YOUR OBJECTIVE
Pull every line containing the word "Расчётный" from the records.

◇ ◇ ◇ ◇

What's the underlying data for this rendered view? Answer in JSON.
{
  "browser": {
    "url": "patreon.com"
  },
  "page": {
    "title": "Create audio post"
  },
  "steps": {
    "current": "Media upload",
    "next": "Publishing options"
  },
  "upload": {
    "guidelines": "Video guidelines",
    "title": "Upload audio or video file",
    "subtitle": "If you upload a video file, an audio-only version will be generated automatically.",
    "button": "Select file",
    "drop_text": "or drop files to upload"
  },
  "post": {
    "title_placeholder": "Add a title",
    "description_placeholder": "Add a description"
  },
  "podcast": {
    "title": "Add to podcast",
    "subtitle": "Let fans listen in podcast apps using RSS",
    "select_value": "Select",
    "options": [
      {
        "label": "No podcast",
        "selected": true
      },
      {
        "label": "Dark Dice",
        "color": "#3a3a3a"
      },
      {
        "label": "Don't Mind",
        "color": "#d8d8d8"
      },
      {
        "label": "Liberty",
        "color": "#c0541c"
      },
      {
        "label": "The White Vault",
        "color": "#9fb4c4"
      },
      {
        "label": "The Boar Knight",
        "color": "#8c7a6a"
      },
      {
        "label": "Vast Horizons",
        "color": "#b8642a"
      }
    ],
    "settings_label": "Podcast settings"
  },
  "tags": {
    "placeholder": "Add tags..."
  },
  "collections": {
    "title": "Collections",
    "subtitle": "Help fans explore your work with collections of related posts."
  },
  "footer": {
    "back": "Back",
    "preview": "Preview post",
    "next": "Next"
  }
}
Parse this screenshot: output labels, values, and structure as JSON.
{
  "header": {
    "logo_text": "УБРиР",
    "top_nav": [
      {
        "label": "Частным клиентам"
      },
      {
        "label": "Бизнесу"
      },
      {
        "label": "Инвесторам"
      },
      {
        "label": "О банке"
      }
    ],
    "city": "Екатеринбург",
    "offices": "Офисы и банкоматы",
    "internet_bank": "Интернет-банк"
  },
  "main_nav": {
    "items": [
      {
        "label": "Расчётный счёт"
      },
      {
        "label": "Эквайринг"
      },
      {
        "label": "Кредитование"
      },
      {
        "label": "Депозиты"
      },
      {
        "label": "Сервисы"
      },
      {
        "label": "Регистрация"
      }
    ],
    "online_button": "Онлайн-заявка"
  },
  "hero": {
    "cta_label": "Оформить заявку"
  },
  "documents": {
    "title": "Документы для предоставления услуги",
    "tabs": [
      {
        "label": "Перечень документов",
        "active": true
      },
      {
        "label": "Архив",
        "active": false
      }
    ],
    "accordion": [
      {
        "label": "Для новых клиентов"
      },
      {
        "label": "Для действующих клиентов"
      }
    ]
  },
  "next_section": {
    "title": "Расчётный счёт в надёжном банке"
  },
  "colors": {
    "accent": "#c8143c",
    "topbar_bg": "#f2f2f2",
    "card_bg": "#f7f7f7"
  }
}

◇ ◇ ◇ ◇

EXERCISE RESULT
        "label": "Расчётный счёт"
    "title": "Расчётный счёт в надёжном банке"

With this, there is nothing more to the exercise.